Dataset listings of figures:
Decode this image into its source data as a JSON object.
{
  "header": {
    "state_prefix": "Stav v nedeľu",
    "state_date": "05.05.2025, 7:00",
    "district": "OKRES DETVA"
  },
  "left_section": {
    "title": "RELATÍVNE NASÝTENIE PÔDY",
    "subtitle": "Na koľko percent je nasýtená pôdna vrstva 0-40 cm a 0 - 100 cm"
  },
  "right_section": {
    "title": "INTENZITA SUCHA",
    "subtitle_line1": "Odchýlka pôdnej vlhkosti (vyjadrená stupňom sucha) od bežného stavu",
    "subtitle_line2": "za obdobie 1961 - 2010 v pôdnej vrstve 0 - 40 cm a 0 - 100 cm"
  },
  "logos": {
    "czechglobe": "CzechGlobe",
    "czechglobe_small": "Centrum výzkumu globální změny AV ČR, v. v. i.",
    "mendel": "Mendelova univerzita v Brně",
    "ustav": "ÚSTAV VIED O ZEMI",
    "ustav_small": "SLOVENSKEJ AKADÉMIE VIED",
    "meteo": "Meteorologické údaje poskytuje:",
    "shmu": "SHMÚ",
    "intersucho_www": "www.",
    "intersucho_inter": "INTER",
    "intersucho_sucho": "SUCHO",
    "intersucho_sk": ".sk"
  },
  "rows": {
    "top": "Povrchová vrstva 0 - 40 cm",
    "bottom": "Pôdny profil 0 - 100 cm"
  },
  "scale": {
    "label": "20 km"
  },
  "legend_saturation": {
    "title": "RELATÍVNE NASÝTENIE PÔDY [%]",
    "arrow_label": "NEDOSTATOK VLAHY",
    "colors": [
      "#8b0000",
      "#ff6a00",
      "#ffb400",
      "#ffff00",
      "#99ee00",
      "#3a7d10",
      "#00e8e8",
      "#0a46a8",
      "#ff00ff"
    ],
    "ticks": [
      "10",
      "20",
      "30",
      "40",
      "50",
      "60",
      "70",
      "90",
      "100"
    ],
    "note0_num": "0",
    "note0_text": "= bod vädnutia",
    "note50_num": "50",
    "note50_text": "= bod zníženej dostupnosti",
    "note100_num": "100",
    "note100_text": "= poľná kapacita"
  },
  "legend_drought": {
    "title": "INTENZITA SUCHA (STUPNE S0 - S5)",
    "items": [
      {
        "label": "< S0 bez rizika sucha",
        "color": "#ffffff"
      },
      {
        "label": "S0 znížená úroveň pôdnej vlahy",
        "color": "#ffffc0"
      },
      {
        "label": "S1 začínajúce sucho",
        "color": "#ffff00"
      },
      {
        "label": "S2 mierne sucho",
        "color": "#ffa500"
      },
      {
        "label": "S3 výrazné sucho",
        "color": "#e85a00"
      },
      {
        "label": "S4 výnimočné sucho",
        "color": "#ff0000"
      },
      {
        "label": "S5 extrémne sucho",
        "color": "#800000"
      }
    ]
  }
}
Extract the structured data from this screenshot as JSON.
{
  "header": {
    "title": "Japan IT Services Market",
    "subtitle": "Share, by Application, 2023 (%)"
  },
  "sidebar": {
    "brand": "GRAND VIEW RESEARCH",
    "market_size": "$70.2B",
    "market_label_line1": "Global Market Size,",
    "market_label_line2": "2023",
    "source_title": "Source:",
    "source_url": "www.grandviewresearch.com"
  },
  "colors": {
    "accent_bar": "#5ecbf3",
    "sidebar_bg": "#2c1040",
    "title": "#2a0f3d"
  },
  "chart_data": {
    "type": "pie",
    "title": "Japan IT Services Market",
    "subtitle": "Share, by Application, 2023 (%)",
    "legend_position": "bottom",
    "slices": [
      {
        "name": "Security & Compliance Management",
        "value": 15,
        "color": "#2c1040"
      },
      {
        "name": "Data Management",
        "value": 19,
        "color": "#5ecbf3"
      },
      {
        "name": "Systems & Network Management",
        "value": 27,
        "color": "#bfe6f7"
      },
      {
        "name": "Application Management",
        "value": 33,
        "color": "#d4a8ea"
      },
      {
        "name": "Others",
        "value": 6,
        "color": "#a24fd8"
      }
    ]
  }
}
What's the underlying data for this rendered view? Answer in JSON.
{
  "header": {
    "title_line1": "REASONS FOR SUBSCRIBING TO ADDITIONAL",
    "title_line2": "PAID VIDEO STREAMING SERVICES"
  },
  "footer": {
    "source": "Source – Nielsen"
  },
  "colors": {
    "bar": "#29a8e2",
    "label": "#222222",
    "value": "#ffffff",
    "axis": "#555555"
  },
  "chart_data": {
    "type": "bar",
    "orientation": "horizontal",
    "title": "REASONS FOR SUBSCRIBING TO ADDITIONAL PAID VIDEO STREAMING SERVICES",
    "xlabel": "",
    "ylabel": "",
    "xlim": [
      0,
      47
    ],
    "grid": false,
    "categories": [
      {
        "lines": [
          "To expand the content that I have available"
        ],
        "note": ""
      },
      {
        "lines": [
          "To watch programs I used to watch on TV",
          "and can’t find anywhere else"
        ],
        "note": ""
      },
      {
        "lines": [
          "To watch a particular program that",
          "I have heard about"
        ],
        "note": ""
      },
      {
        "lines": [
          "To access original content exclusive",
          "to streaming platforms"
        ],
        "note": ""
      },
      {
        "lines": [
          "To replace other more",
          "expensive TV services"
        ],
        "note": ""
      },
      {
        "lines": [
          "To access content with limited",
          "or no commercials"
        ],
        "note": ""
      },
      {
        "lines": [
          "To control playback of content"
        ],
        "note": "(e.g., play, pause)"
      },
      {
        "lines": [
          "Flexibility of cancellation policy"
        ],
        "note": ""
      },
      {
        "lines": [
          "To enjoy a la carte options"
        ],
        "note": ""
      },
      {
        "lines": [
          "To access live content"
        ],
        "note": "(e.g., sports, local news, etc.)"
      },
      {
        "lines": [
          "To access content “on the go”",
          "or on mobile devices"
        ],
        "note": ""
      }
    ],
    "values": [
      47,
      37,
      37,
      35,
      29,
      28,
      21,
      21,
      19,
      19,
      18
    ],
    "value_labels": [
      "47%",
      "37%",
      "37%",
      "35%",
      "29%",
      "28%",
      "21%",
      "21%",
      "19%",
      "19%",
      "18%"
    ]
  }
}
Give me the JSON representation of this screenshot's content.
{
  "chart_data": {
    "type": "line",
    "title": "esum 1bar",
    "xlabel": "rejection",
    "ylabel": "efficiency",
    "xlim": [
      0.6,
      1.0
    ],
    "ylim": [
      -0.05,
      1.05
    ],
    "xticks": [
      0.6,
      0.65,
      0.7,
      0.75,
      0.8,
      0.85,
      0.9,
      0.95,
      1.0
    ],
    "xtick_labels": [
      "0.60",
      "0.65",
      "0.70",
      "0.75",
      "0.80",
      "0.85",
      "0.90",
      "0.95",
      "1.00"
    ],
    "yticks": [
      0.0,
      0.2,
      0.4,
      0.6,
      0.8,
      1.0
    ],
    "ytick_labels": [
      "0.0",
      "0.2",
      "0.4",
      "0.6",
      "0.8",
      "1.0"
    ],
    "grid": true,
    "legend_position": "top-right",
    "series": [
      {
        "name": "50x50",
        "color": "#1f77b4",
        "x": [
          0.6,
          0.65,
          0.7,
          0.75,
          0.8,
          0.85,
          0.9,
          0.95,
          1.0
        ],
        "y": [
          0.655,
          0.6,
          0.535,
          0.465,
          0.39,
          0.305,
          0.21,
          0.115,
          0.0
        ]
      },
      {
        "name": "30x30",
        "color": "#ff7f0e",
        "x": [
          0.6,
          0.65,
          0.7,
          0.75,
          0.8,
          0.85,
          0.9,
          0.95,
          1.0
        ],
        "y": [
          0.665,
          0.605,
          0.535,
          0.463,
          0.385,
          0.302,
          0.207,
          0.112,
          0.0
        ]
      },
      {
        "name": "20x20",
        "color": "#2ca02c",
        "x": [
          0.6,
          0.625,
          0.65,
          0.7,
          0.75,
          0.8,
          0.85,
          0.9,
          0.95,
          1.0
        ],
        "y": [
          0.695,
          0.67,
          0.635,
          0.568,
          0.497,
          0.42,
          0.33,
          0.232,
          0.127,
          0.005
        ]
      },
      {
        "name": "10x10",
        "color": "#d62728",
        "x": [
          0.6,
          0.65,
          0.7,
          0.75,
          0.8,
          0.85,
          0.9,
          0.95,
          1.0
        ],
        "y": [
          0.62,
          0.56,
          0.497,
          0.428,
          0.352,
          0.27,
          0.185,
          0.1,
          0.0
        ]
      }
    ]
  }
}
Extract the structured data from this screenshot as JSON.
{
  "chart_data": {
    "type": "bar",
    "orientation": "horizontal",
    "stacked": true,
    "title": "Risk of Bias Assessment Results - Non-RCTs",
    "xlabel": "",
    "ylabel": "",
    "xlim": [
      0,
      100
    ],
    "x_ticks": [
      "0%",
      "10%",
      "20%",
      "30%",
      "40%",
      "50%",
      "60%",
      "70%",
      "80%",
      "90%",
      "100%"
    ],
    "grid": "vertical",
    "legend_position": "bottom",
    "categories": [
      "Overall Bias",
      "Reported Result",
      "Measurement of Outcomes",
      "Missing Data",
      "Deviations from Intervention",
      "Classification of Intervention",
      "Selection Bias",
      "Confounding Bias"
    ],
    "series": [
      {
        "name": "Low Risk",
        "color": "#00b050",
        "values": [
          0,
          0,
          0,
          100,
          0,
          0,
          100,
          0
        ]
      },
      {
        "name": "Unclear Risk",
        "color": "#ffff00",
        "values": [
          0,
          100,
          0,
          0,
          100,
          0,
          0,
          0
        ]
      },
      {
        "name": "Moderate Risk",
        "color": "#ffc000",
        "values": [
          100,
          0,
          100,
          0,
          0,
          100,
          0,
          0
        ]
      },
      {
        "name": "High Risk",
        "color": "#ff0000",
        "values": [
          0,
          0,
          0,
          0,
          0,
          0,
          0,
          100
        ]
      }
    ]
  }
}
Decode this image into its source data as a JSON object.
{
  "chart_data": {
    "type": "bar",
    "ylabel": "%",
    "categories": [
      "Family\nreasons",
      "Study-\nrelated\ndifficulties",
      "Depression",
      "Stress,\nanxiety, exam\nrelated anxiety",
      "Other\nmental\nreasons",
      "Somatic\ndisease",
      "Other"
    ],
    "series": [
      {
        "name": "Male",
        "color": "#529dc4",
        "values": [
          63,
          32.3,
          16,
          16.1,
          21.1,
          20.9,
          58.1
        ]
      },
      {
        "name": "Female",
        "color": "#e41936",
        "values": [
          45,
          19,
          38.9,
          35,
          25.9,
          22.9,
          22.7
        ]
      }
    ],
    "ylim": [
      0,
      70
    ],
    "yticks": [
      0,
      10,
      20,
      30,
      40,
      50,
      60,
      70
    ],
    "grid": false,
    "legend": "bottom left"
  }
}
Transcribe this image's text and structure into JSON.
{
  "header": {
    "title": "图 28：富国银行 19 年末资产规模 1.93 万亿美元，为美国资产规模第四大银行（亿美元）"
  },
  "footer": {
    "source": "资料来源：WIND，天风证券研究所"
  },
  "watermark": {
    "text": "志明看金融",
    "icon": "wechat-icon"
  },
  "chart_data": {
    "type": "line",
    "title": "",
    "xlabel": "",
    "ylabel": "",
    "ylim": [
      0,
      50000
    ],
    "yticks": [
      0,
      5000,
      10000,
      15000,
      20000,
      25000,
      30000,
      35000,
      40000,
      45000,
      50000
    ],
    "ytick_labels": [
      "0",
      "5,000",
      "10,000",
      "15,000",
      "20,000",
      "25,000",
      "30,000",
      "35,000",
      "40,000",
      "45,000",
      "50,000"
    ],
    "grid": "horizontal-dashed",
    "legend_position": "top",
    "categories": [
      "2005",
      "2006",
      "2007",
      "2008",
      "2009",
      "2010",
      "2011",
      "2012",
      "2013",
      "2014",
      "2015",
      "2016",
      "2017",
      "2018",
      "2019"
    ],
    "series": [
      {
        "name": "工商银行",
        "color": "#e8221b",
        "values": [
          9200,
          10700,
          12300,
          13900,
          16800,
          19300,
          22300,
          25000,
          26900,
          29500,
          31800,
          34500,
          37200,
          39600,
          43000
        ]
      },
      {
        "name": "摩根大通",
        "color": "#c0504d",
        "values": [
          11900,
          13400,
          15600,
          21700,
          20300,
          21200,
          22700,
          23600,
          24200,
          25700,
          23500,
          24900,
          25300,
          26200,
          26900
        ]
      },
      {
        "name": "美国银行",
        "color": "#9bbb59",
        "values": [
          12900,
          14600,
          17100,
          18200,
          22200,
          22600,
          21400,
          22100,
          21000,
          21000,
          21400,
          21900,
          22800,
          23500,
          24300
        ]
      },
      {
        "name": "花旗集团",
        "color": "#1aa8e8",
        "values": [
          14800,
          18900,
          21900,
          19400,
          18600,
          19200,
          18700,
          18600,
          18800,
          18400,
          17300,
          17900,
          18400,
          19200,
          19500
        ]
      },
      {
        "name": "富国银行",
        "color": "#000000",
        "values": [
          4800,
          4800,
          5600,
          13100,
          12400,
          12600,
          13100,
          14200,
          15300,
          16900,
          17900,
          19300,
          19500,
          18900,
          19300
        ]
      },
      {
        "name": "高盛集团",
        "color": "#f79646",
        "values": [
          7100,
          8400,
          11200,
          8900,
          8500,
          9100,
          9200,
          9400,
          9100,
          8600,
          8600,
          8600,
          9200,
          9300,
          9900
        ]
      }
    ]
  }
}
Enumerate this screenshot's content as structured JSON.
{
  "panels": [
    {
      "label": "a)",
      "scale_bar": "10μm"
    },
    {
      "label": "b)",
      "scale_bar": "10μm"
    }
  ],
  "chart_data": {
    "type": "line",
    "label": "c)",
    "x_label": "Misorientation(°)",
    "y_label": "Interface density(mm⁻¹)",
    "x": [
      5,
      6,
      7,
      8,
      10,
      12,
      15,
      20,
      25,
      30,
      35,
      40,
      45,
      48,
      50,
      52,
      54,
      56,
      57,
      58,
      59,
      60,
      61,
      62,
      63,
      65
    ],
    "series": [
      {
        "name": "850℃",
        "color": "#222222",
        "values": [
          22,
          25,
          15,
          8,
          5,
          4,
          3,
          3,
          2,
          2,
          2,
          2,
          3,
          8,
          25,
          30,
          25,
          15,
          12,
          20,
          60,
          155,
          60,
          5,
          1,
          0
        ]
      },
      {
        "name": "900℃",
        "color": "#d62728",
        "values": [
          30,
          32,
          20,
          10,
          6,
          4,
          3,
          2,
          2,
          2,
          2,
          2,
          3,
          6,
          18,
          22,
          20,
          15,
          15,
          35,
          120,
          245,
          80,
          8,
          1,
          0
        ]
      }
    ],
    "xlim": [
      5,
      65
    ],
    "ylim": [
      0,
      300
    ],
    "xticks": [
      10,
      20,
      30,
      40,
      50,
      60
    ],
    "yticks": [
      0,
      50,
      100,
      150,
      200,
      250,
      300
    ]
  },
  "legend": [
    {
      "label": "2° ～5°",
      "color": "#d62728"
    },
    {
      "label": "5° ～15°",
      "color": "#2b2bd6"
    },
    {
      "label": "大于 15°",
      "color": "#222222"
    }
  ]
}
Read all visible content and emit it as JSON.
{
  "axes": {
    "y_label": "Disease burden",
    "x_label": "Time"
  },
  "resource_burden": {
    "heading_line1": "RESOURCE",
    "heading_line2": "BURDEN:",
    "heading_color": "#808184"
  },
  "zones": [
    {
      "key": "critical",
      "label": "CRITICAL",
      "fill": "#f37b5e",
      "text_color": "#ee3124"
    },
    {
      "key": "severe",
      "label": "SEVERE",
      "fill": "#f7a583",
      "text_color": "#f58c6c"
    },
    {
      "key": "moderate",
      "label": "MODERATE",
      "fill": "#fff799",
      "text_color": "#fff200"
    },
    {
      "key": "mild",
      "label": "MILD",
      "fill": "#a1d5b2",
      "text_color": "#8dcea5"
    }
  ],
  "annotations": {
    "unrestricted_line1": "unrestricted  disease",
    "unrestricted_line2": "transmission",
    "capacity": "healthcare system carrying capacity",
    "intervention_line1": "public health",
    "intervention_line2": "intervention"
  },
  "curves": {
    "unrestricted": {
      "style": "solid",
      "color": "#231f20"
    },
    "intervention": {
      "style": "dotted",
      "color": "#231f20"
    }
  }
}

--- Directive ---
Everything from the line with "Read all visible content and emit it as JSON." through the last line of the material above should be echoed exactly, and nothing else.

--- Written answer ---
Read all visible content and emit it as JSON.
{
  "axes": {
    "y_label": "Disease burden",
    "x_label": "Time"
  },
  "resource_burden": {
    "heading_line1": "RESOURCE",
    "heading_line2": "BURDEN:",
    "heading_color": "#808184"
  },
  "zones": [
    {
      "key": "critical",
      "label": "CRITICAL",
      "fill": "#f37b5e",
      "text_color": "#ee3124"
    },
    {
      "key": "severe",
      "label": "SEVERE",
      "fill": "#f7a583",
      "text_color": "#f58c6c"
    },
    {
      "key": "moderate",
      "label": "MODERATE",
      "fill": "#fff799",
      "text_color": "#fff200"
    },
    {
      "key": "mild",
      "label": "MILD",
      "fill": "#a1d5b2",
      "text_color": "#8dcea5"
    }
  ],
  "annotations": {
    "unrestricted_line1": "unrestricted  disease",
    "unrestricted_line2": "transmission",
    "capacity": "healthcare system carrying capacity",
    "intervention_line1": "public health",
    "intervention_line2": "intervention"
  },
  "curves": {
    "unrestricted": {
      "style": "solid",
      "color": "#231f20"
    },
    "intervention": {
      "style": "dotted",
      "color": "#231f20"
    }
  }
}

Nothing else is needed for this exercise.